WORK TO COMPLETE — With the pictures left out, reproduce exactly the lines running from the line with "Type out the text in this image." to the last line of the material below.

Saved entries
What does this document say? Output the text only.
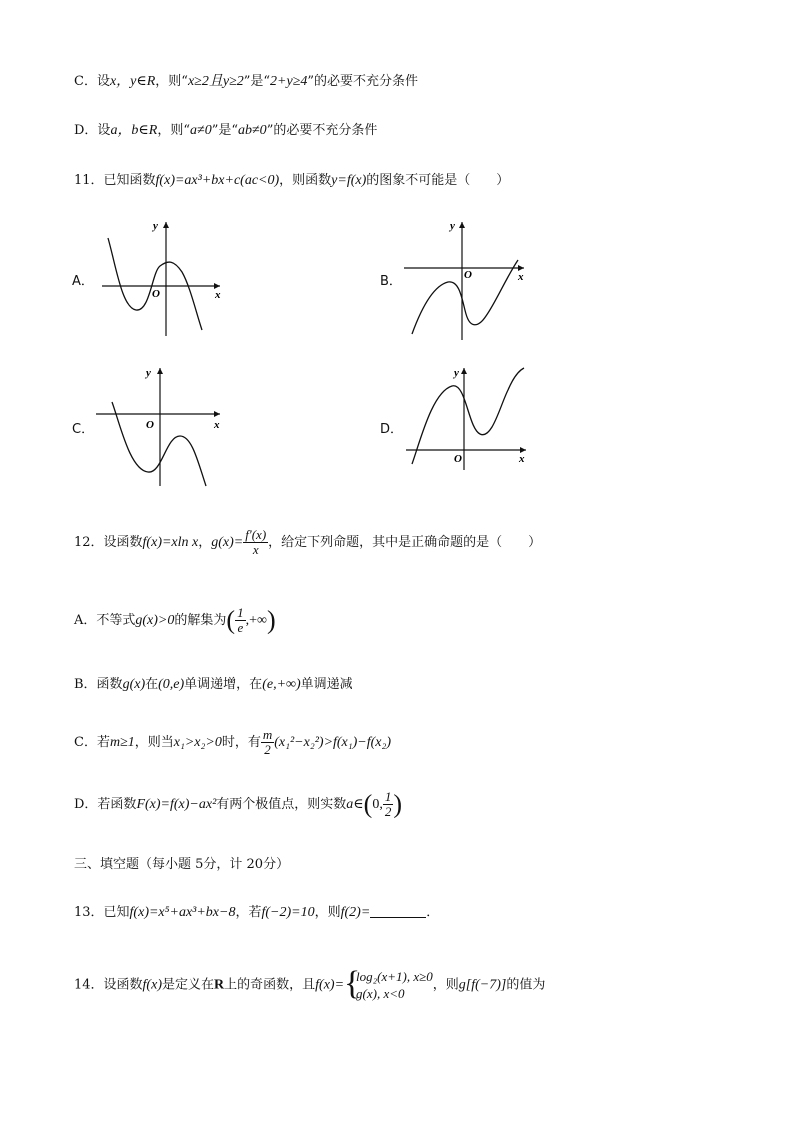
C．设x，y∈R，则“x≥2且y≥2”是“2+y≥4”的必要不充分条件
D．设a，b∈R，则“a≠0”是“ab≠0”的必要不充分条件
11．已知函数f(x)=ax³+bx+c(ac<0)，则函数y=f(x)的图象不可能是（　　）
A．	B．
C．	D．
y
x
O
y
x
O
y
x
O
y
x
O
12．设函数f(x)=xln x，$g(x)= \frac{f'(x)}{x}$ ，给定下列命题，其中是正确命题的是（　　）
A．不等式g(x)>0的解集为( $\frac{1}{e}$ ,+∞)
B．函数g(x)在(0,e)单调递增，在(e,+∞)单调递减
C．若m≥1，则当x₁>x₂>0时，有 $\frac{m}{2} (x_1^2-x_2^2)>f(x_1)-f(x_2)$
D．若函数F(x)=f(x)−ax²有两个极值点，则实数a∈(0, $\frac{1}{2}$ )
三、填空题（每小题 5分，计 20分）
13．已知f(x)=x⁵+ax³+bx−8，若f(−2)=10，则f(2)=	．
14．设函数f(x)是定义在R上的奇函数，且f(x)= {
log₂(x+1), x≥0
g(x), x<0
，则g[f(−7)]的值为
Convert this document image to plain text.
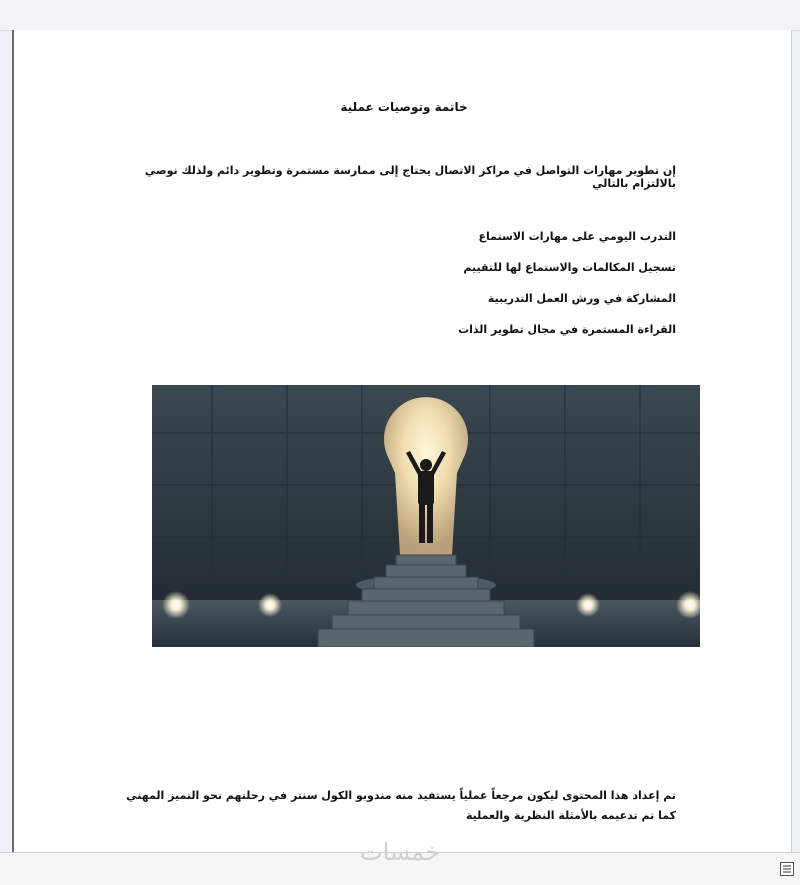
خاتمة وتوصيات عملية
إن تطوير مهارات التواصل في مراكز الاتصال يحتاج إلى ممارسة مستمرة وتطوير دائم ولذلك نوصي بالالتزام بالتالي
التدرب اليومي على مهارات الاستماع
تسجيل المكالمات والاستماع لها للتقييم
المشاركة في ورش العمل التدريبية
القراءة المستمرة في مجال تطوير الذات
تم إعداد هذا المحتوى ليكون مرجعاً عملياً يستفيد منه مندوبو الكول سنتر في رحلتهم نحو التميز المهني
كما تم تدعيمه بالأمثلة النظرية والعملية
خمسات
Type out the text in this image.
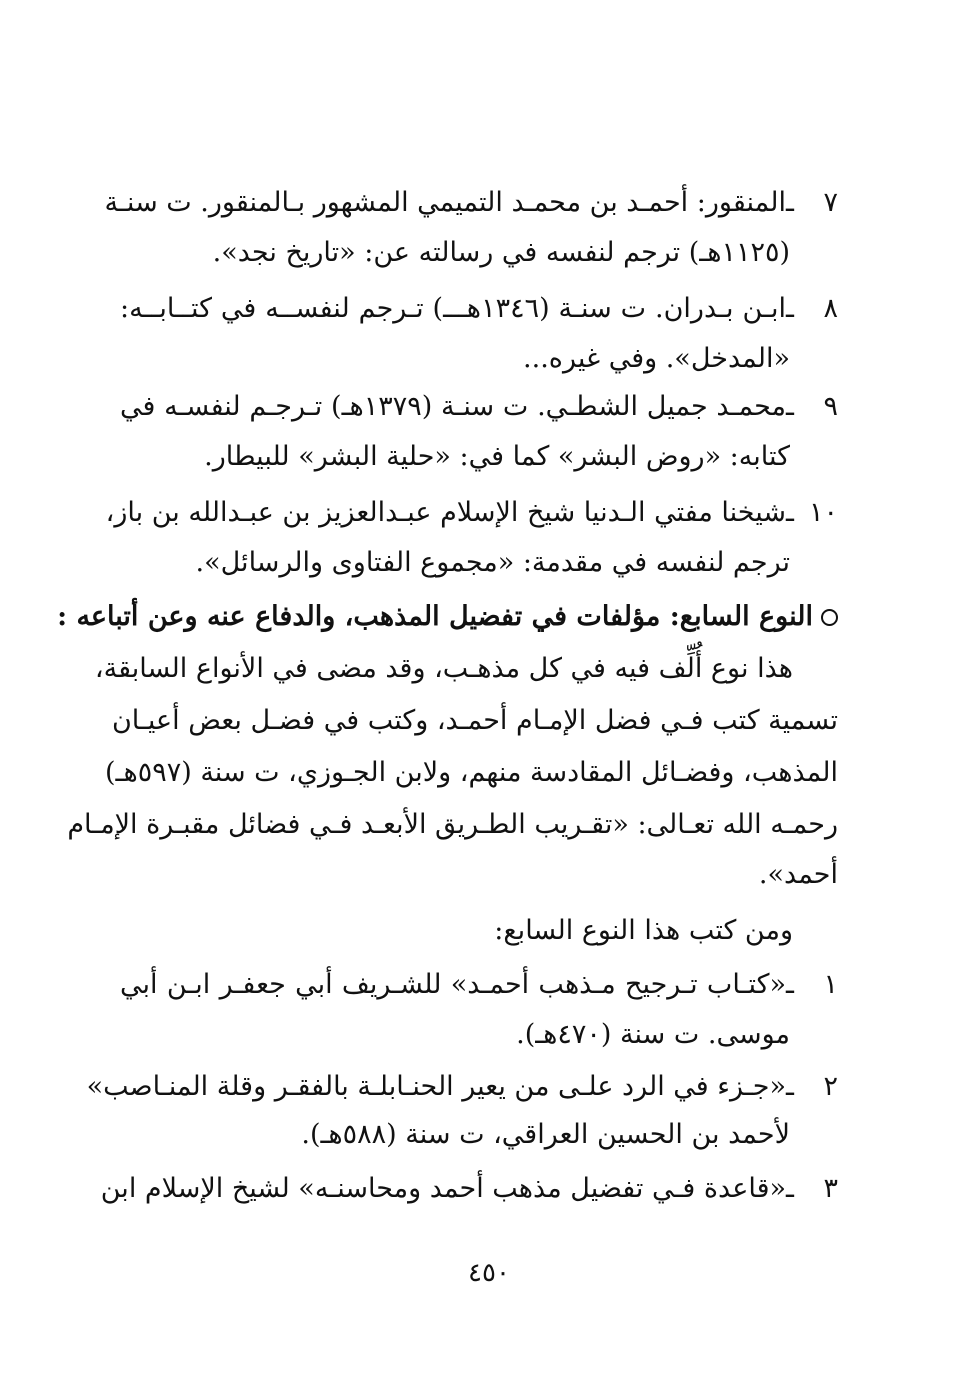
٧ ـالمنقور: أحمـد بن محمـد التميمي المشهور بـالمنقور. ت سنـة
(١١٢٥هـ) ترجم لنفسه في رسالته عن: «تاريخ نجد».
٨ ـابـن بـدران. ت سنـة (١٣٤٦هـــ) تـرجم لنفســه في كتــابــه:
«المدخل». وفي غيره...
٩ ـمحمـد جميل الشطـي. ت سنـة (١٣٧٩هـ) تـرجـم لنفسـه في
كتابه: «روض البشر» كما في: «حلية البشر» للبيطار.
١٠ ـشيخنا مفتي الـدنيا شيخ الإسلام عبـدالعزيز بن عبـدالله بن باز،
ترجم لنفسه في مقدمة: «مجموع الفتاوى والرسائل».
النوع السابع: مؤلفات في تفضيل المذهب، والدفاع عنه وعن أتباعه :
هذا نوع أُلِّف فيه في كل مذهـب، وقد مضى في الأنواع السابقة،
تسمية كتب فـي فضل الإمـام أحمـد، وكتب في فضـل بعض أعيـان
المذهب، وفضـائل المقادسة منهم، ولابن الجـوزي، ت سنة (٥٩٧هـ)
رحمـه الله تعـالى: «تقـريب الطـريق الأبعـد فـي فضائل مقبـرة الإمـام
أحمد».
ومن كتب هذا النوع السابع:
١ ـ«كتـاب تـرجيح مـذهب أحمـد» للشـريف أبي جعفـر ابـن أبي
موسى. ت سنة (٤٧٠هـ).
٢ ـ«جـزء في الرد علـى من يعير الحنـابلـة بالفقـر وقلة المنـاصب»
لأحمد بن الحسين العراقي، ت سنة (٥٨٨هـ).
٣ ـ«قاعدة فـي تفضيل مذهب أحمد ومحاسنـه» لشيخ الإسلام ابن
٤٥٠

RESULT FOR THIS TASK —
Type out the text in this image.
٧ ـالمنقور: أحمـد بن محمـد التميمي المشهور بـالمنقور. ت سنـة
(١١٢٥هـ) ترجم لنفسه في رسالته عن: «تاريخ نجد».
٨ ـابـن بـدران. ت سنـة (١٣٤٦هـــ) تـرجم لنفســه في كتــابــه:
«المدخل». وفي غيره...
٩ ـمحمـد جميل الشطـي. ت سنـة (١٣٧٩هـ) تـرجـم لنفسـه في
كتابه: «روض البشر» كما في: «حلية البشر» للبيطار.
١٠ ـشيخنا مفتي الـدنيا شيخ الإسلام عبـدالعزيز بن عبـدالله بن باز،
ترجم لنفسه في مقدمة: «مجموع الفتاوى والرسائل».
النوع السابع: مؤلفات في تفضيل المذهب، والدفاع عنه وعن أتباعه :
هذا نوع أُلِّف فيه في كل مذهـب، وقد مضى في الأنواع السابقة،
تسمية كتب فـي فضل الإمـام أحمـد، وكتب في فضـل بعض أعيـان
المذهب، وفضـائل المقادسة منهم، ولابن الجـوزي، ت سنة (٥٩٧هـ)
رحمـه الله تعـالى: «تقـريب الطـريق الأبعـد فـي فضائل مقبـرة الإمـام
أحمد».
ومن كتب هذا النوع السابع:
١ ـ«كتـاب تـرجيح مـذهب أحمـد» للشـريف أبي جعفـر ابـن أبي
موسى. ت سنة (٤٧٠هـ).
٢ ـ«جـزء في الرد علـى من يعير الحنـابلـة بالفقـر وقلة المنـاصب»
لأحمد بن الحسين العراقي، ت سنة (٥٨٨هـ).
٣ ـ«قاعدة فـي تفضيل مذهب أحمد ومحاسنـه» لشيخ الإسلام ابن
٤٥٠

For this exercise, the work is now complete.